### Extracted data entries
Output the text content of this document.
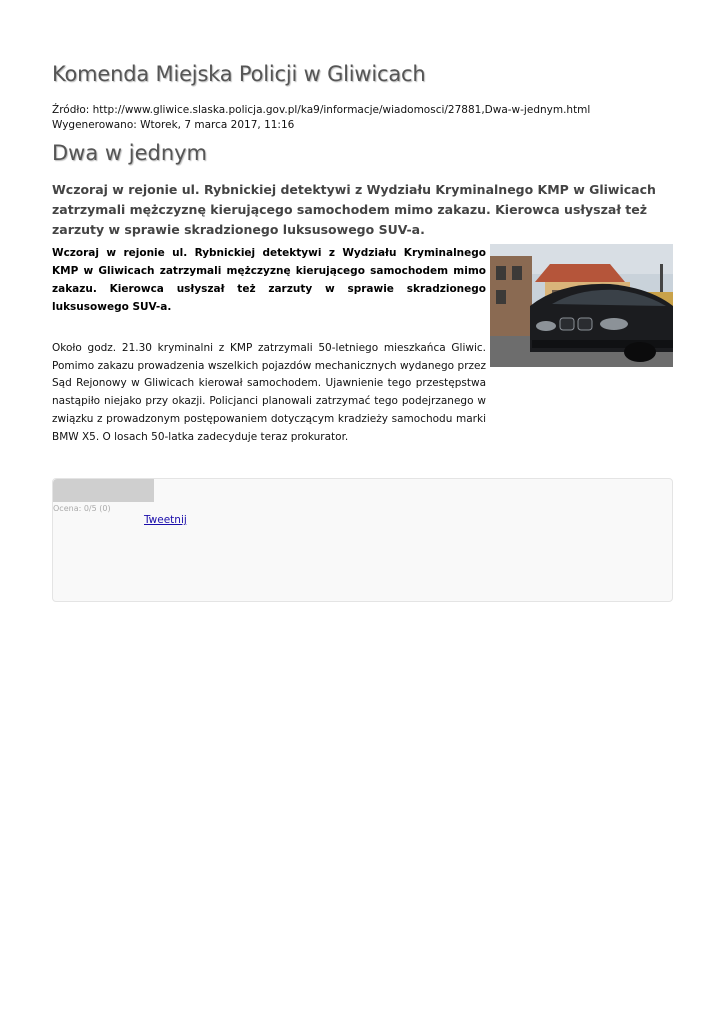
Komenda Miejska Policji w Gliwicach
Źródło: http://www.gliwice.slaska.policja.gov.pl/ka9/informacje/wiadomosci/27881,Dwa-w-jednym.html
Wygenerowano: Wtorek, 7 marca 2017, 11:16
Dwa w jednym

Wczoraj w rejonie ul. Rybnickiej detektywi z Wydziału Kryminalnego KMP w Gliwicach zatrzymali mężczyznę kierującego samochodem mimo zakazu. Kierowca usłyszał też zarzuty w sprawie skradzionego luksusowego SUV-a.

Wczoraj w rejonie ul. Rybnickiej detektywi z Wydziału Kryminalnego KMP w Gliwicach zatrzymali mężczyznę kierującego samochodem mimo zakazu. Kierowca usłyszał też zarzuty w sprawie skradzionego luksusowego SUV-a.

Około godz. 21.30 kryminalni z KMP zatrzymali 50-letniego mieszkańca Gliwic. Pomimo zakazu prowadzenia wszelkich pojazdów mechanicznych wydanego przez Sąd Rejonowy w Gliwicach kierował samochodem. Ujawnienie tego przestępstwa nastąpiło niejako przy okazji. Policjanci planowali zatrzymać tego podejrzanego w związku z prowadzonym postępowaniem dotyczącym kradzieży samochodu marki BMW X5. O losach 50-latka zadecyduje teraz prokurator.

Ocena: 0/5 (0)
Tweetnij
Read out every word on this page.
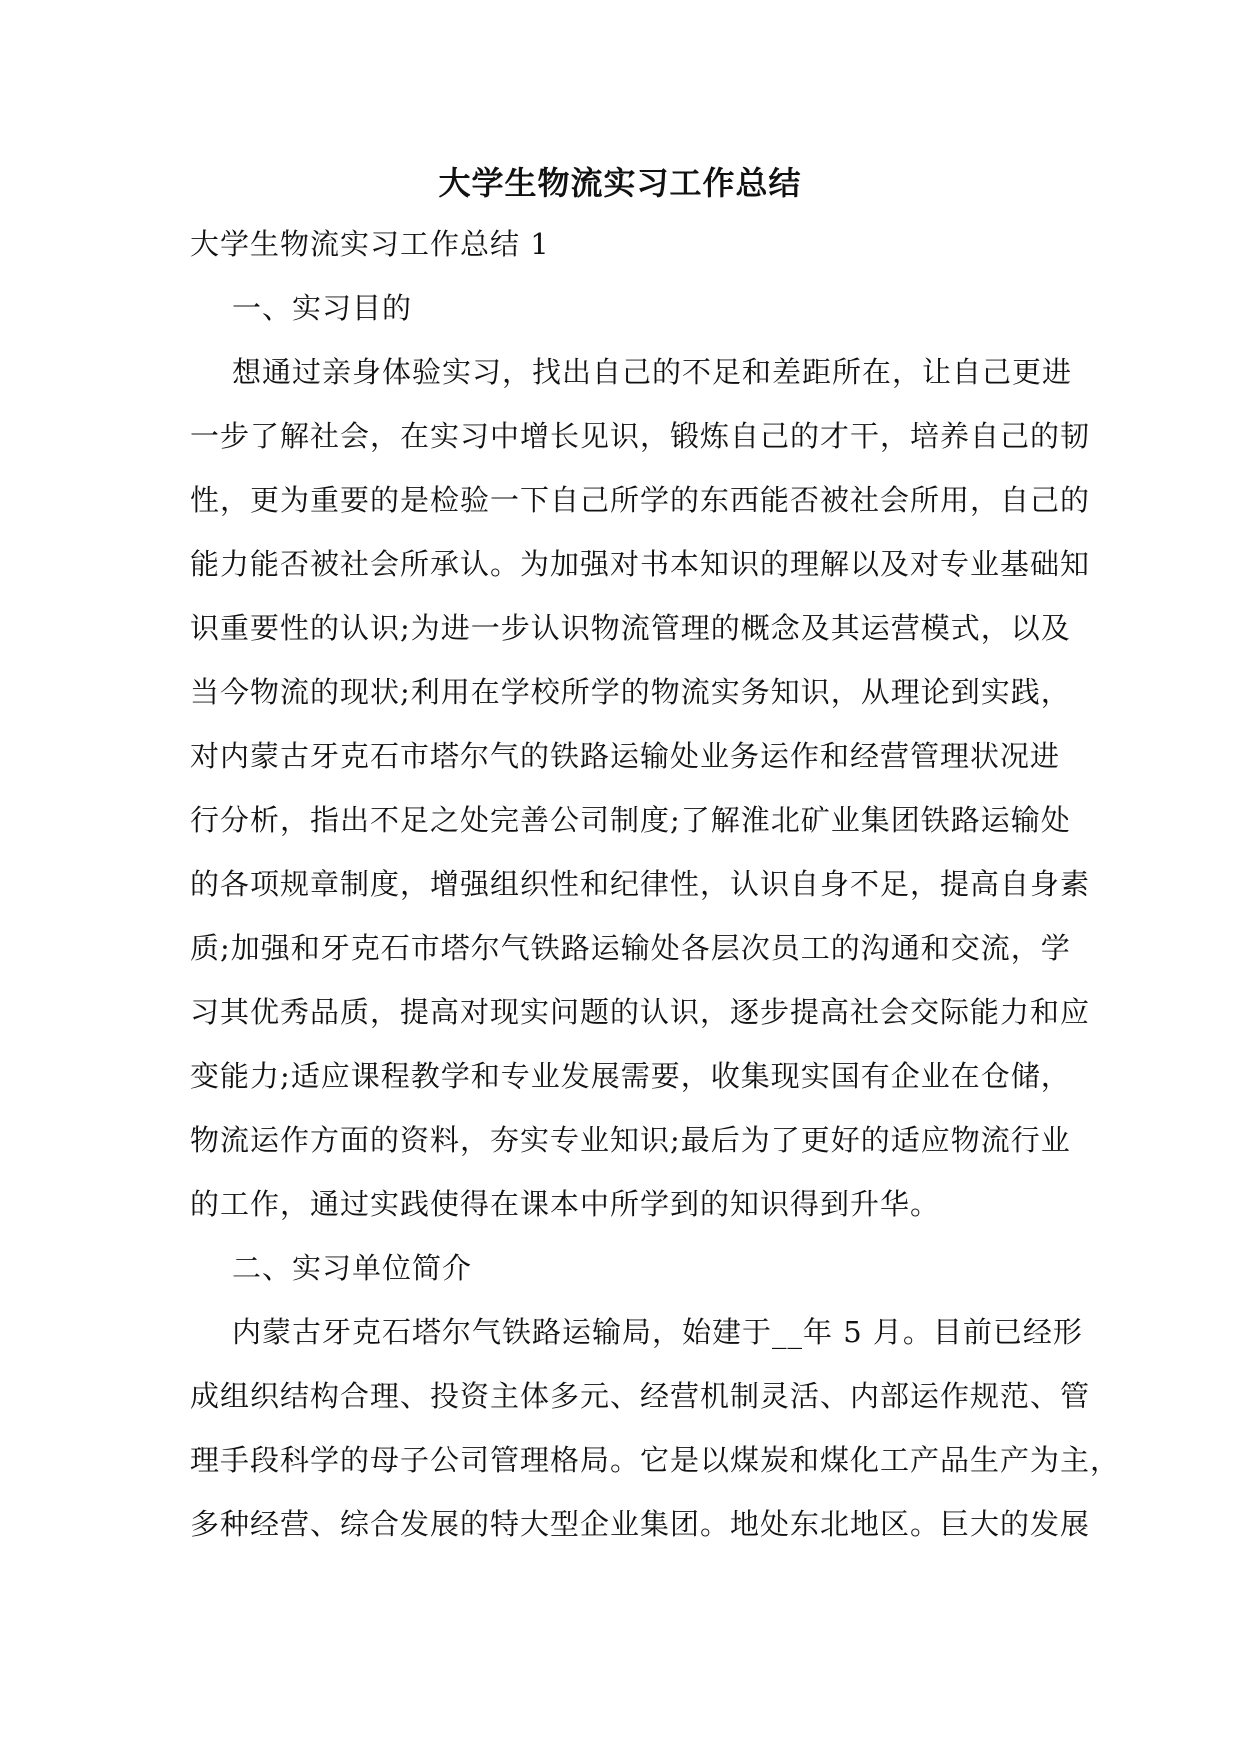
大学生物流实习工作总结
大学生物流实习工作总结 1
一、实习目的
想通过亲身体验实习，找出自己的不足和差距所在，让自己更进
一步了解社会，在实习中增长见识，锻炼自己的才干，培养自己的韧
性，更为重要的是检验一下自己所学的东西能否被社会所用，自己的
能力能否被社会所承认。为加强对书本知识的理解以及对专业基础知
识重要性的认识;为进一步认识物流管理的概念及其运营模式，以及
当今物流的现状;利用在学校所学的物流实务知识，从理论到实践，
对内蒙古牙克石市塔尔气的铁路运输处业务运作和经营管理状况进
行分析，指出不足之处完善公司制度;了解淮北矿业集团铁路运输处
的各项规章制度，增强组织性和纪律性，认识自身不足，提高自身素
质;加强和牙克石市塔尔气铁路运输处各层次员工的沟通和交流，学
习其优秀品质，提高对现实问题的认识，逐步提高社会交际能力和应
变能力;适应课程教学和专业发展需要，收集现实国有企业在仓储，
物流运作方面的资料，夯实专业知识;最后为了更好的适应物流行业
的工作，通过实践使得在课本中所学到的知识得到升华。
二、实习单位简介
内蒙古牙克石塔尔气铁路运输局，始建于__年 5 月。目前已经形
成组织结构合理、投资主体多元、经营机制灵活、内部运作规范、管
理手段科学的母子公司管理格局。它是以煤炭和煤化工产品生产为主，
多种经营、综合发展的特大型企业集团。地处东北地区。巨大的发展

### REQUIREMENT
Omit the pictures and output all of the other material exactly.

### EXERCISE RESULT
Output the text content of this document.
Komenda Miejska Policji w Gliwicach
Źródło: http://www.gliwice.slaska.policja.gov.pl/ka9/informacje/wiadomosci/27881,Dwa-w-jednym.html
Wygenerowano: Wtorek, 7 marca 2017, 11:16
Dwa w jednym

Wczoraj w rejonie ul. Rybnickiej detektywi z Wydziału Kryminalnego KMP w Gliwicach zatrzymali mężczyznę kierującego samochodem mimo zakazu. Kierowca usłyszał też zarzuty w sprawie skradzionego luksusowego SUV-a.

Wczoraj w rejonie ul. Rybnickiej detektywi z Wydziału Kryminalnego KMP w Gliwicach zatrzymali mężczyznę kierującego samochodem mimo zakazu. Kierowca usłyszał też zarzuty w sprawie skradzionego luksusowego SUV-a.

Około godz. 21.30 kryminalni z KMP zatrzymali 50-letniego mieszkańca Gliwic. Pomimo zakazu prowadzenia wszelkich pojazdów mechanicznych wydanego przez Sąd Rejonowy w Gliwicach kierował samochodem. Ujawnienie tego przestępstwa nastąpiło niejako przy okazji. Policjanci planowali zatrzymać tego podejrzanego w związku z prowadzonym postępowaniem dotyczącym kradzieży samochodu marki BMW X5. O losach 50-latka zadecyduje teraz prokurator.

Ocena: 0/5 (0)
Tweetnij
Read out every word on this page.
大学生物流实习工作总结
大学生物流实习工作总结 1
一、实习目的
想通过亲身体验实习，找出自己的不足和差距所在，让自己更进
一步了解社会，在实习中增长见识，锻炼自己的才干，培养自己的韧
性，更为重要的是检验一下自己所学的东西能否被社会所用，自己的
能力能否被社会所承认。为加强对书本知识的理解以及对专业基础知
识重要性的认识;为进一步认识物流管理的概念及其运营模式，以及
当今物流的现状;利用在学校所学的物流实务知识，从理论到实践，
对内蒙古牙克石市塔尔气的铁路运输处业务运作和经营管理状况进
行分析，指出不足之处完善公司制度;了解淮北矿业集团铁路运输处
的各项规章制度，增强组织性和纪律性，认识自身不足，提高自身素
质;加强和牙克石市塔尔气铁路运输处各层次员工的沟通和交流，学
习其优秀品质，提高对现实问题的认识，逐步提高社会交际能力和应
变能力;适应课程教学和专业发展需要，收集现实国有企业在仓储，
物流运作方面的资料，夯实专业知识;最后为了更好的适应物流行业
的工作，通过实践使得在课本中所学到的知识得到升华。
二、实习单位简介
内蒙古牙克石塔尔气铁路运输局，始建于__年 5 月。目前已经形
成组织结构合理、投资主体多元、经营机制灵活、内部运作规范、管
理手段科学的母子公司管理格局。它是以煤炭和煤化工产品生产为主，
多种经营、综合发展的特大型企业集团。地处东北地区。巨大的发展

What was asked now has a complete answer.